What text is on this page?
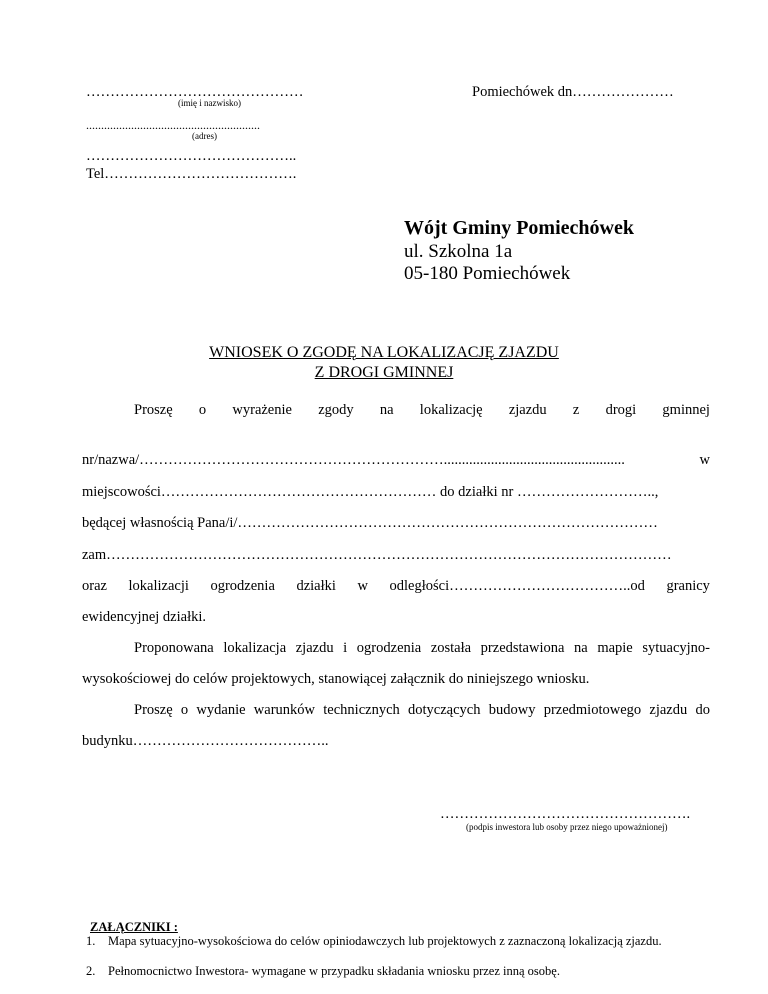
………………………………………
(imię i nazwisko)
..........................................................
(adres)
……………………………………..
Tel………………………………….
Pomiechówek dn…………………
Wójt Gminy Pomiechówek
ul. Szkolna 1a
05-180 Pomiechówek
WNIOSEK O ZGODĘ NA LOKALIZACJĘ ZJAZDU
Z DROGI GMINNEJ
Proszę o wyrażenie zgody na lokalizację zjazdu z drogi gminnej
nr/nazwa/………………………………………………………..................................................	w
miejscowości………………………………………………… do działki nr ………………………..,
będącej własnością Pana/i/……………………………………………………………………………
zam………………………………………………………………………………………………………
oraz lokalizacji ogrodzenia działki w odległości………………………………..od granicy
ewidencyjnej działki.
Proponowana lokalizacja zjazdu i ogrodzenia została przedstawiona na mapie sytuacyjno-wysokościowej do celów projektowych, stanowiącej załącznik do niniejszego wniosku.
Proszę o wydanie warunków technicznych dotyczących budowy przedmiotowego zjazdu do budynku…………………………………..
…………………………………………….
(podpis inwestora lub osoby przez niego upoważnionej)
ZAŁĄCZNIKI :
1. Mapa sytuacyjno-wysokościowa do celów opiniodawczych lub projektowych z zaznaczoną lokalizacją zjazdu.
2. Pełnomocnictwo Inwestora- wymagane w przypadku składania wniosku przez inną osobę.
+--
Output nothing but the number of lines in the data containing the string "celów".

Response ▸ 2